- _GIVEN REQUEST A_:
Print the passage on Trump's claims of illegal voting word for word.

Start of EXTRACT

He leveled his assertion as part of a daylong storm of Twitter posts voicing anger about a three-state recount push.

“In addition to winning the Electoral College in a landslide, I won the popular vote if you deduct the millions of people who voted illegally,” Trump wrote Sunday afternoon.

In an evening tweet, Trump alleged that there had been ‘‘serious voter fraud in Virginia, New Hampshire, and California.’’ His transition team did not respond to questions seeking evidence of the assertions.

The series of posts came one day after Hillary Clinton’s campaign said it would participate in a recount effort being undertaken in Wisconsin, and potentially in similar pushes in Michigan and Pennsylvania, by Jill Stein, who was the Green Party candidate.

Trump’s statements revived allegations he made during the campaign, as polls suggested he was losing to Clinton, about a rigged and corrupt system.

There has been no official indication of widespread vote manipulation, illegal voting, or hacking that could have materially affected the outcome of the presidential election.

The lack of evidence, in itself, suggests that Trump would be likely to prevail in any recounts, analysts have said.

The Twitter outburst came as Trump is laboring to fill crucial positions in his Cabinet, with his advisers enmeshed in a rift about whom he should select as secretary of state.

Officially, Trump’s transition team has dismissed the recount effort as “ridiculous” and a “scam,” saying there was no evidence of voter fraud that would justify the recounts.

Clinton’s campaign has also said it has turned up no signs of such fraud or other irregularities, and the Obama administration has issued statements expressing its confidence in the validity of the vote tallies.

End of EXTRACT

- _GIVEN REQUEST B_:
Format the records as a numbered list, starting at their first line and stopping after the line that contains "marker-mc-9[interactable] xyxy=(1702,319,1718,335)". Leave out any blank lines.

Start of RECORDED DATA

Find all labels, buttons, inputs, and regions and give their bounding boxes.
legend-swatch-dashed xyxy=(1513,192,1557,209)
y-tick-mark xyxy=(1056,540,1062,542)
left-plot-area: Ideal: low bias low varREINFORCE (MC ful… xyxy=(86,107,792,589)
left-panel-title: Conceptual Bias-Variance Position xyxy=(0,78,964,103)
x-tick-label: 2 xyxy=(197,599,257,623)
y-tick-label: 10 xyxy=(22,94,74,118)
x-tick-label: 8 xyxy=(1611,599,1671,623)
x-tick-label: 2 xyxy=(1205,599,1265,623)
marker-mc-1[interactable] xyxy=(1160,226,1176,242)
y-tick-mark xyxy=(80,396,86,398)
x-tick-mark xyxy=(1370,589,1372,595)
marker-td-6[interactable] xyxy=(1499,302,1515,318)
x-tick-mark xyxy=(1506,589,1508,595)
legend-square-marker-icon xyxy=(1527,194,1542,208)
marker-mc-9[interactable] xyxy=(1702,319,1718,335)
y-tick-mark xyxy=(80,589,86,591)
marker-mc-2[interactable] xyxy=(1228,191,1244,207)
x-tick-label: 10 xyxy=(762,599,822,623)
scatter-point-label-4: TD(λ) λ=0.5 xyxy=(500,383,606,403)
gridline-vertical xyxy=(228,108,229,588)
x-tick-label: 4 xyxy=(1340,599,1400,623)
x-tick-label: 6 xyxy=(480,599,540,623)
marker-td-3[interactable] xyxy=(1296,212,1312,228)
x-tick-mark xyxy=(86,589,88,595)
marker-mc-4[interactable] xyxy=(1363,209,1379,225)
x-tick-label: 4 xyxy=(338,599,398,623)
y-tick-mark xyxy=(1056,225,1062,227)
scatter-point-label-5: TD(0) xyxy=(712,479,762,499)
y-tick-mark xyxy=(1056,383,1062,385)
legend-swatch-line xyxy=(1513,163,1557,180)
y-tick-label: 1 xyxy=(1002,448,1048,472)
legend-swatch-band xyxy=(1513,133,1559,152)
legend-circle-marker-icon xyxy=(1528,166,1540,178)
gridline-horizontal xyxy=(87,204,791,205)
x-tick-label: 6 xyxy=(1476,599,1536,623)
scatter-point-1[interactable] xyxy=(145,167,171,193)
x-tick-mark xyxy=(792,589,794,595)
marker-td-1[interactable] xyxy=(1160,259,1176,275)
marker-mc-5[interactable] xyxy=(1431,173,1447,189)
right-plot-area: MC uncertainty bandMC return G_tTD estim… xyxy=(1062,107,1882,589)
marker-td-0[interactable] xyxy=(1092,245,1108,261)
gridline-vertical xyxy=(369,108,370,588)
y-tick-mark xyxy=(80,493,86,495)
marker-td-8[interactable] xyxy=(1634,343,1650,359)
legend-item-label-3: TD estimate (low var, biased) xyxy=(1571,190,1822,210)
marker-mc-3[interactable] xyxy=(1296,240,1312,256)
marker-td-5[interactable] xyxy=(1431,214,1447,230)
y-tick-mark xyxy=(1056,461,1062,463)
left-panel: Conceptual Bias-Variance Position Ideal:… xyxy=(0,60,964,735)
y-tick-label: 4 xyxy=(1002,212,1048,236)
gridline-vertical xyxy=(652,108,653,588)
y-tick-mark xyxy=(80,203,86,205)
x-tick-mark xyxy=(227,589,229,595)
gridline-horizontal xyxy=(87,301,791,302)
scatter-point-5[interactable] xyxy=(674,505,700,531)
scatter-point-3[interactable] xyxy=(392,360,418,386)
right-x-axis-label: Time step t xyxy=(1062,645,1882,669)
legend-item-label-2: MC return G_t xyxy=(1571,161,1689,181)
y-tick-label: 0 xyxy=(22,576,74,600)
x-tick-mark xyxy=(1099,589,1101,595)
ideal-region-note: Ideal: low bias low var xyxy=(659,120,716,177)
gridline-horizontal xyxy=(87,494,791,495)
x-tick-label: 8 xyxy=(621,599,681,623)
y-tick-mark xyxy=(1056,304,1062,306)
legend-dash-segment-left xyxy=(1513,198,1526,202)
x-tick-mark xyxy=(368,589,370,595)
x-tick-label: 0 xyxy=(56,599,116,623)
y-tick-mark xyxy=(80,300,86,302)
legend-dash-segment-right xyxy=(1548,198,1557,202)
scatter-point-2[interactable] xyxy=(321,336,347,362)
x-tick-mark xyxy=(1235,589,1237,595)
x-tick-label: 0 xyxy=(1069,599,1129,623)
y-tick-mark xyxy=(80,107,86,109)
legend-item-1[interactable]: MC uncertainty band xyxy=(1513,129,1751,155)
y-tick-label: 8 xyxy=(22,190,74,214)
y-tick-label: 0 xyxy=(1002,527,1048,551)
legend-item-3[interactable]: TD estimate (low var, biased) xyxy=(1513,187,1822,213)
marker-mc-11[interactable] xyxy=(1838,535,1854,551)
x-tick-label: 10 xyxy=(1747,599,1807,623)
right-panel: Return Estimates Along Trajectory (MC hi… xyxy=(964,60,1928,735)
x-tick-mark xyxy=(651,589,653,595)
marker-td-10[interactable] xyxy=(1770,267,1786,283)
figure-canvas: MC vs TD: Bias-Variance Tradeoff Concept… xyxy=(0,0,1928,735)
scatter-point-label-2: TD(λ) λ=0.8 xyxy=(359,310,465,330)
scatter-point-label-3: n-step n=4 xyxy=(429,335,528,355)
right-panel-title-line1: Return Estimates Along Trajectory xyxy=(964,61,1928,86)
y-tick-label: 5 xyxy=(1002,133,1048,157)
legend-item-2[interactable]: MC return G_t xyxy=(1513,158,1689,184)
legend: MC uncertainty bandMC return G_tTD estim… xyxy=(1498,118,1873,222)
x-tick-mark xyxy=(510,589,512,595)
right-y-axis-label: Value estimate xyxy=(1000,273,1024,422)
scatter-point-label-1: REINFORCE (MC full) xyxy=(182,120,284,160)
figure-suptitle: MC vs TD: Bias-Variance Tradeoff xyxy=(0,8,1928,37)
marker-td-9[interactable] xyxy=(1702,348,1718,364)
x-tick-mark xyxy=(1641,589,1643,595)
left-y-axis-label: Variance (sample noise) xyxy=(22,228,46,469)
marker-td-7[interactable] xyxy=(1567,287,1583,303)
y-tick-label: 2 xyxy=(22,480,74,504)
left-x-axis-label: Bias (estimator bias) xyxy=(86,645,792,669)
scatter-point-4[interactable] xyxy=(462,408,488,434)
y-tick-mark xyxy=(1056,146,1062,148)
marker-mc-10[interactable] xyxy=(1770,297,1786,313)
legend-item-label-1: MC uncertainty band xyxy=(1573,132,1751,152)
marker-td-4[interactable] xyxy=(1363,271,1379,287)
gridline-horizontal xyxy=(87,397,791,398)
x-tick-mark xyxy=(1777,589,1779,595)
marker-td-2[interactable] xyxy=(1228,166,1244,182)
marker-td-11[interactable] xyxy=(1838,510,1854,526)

End of RECORDED DATA

- _CORRECT OUTPUT A_:
He leveled his assertion as part of a daylong storm of Twitter posts voicing anger about a three-state recount push.

“In addition to winning the Electoral College in a landslide, I won the popular vote if you deduct the millions of people who voted illegally,” Trump wrote Sunday afternoon.

In an evening tweet, Trump alleged that there had been ‘‘serious voter fraud in Virginia, New Hampshire, and California.’’ His transition team did not respond to questions seeking evidence of the assertions.

The series of posts came one day after Hillary Clinton’s campaign said it would participate in a recount effort being undertaken in Wisconsin, and potentially in similar pushes in Michigan and Pennsylvania, by Jill Stein, who was the Green Party candidate.

Trump’s statements revived allegations he made during the campaign, as polls suggested he was losing to Clinton, about a rigged and corrupt system.

There has been no official indication of widespread vote manipulation, illegal voting, or hacking that could have materially affected the outcome of the presidential election.

The lack of evidence, in itself, suggests that Trump would be likely to prevail in any recounts, analysts have said.

The Twitter outburst came as Trump is laboring to fill crucial positions in his Cabinet, with his advisers enmeshed in a rift about whom he should select as secretary of state.

Officially, Trump’s transition team has dismissed the recount effort as “ridiculous” and a “scam,” saying there was no evidence of voter fraud that would justify the recounts.

Clinton’s campaign has also said it has turned up no signs of such fraud or other irregularities, and the Obama administration has issued statements expressing its confidence in the validity of the vote tallies.

- _CORRECT OUTPUT B_:
1. Find all labels, buttons, inputs, and regions and give their bounding boxes.
2. legend-swatch-dashed xyxy=(1513,192,1557,209)
3. y-tick-mark xyxy=(1056,540,1062,542)
4. left-plot-area: Ideal: low bias low varREINFORCE (MC ful… xyxy=(86,107,792,589)
5. left-panel-title: Conceptual Bias-Variance Position xyxy=(0,78,964,103)
6. x-tick-label: 2 xyxy=(197,599,257,623)
7. y-tick-label: 10 xyxy=(22,94,74,118)
8. x-tick-label: 8 xyxy=(1611,599,1671,623)
9. x-tick-label: 2 xyxy=(1205,599,1265,623)
10. marker-mc-1[interactable] xyxy=(1160,226,1176,242)
11. y-tick-mark xyxy=(80,396,86,398)
12. x-tick-mark xyxy=(1370,589,1372,595)
13. marker-td-6[interactable] xyxy=(1499,302,1515,318)
14. x-tick-mark xyxy=(1506,589,1508,595)
15. legend-square-marker-icon xyxy=(1527,194,1542,208)
16. marker-mc-9[interactable] xyxy=(1702,319,1718,335)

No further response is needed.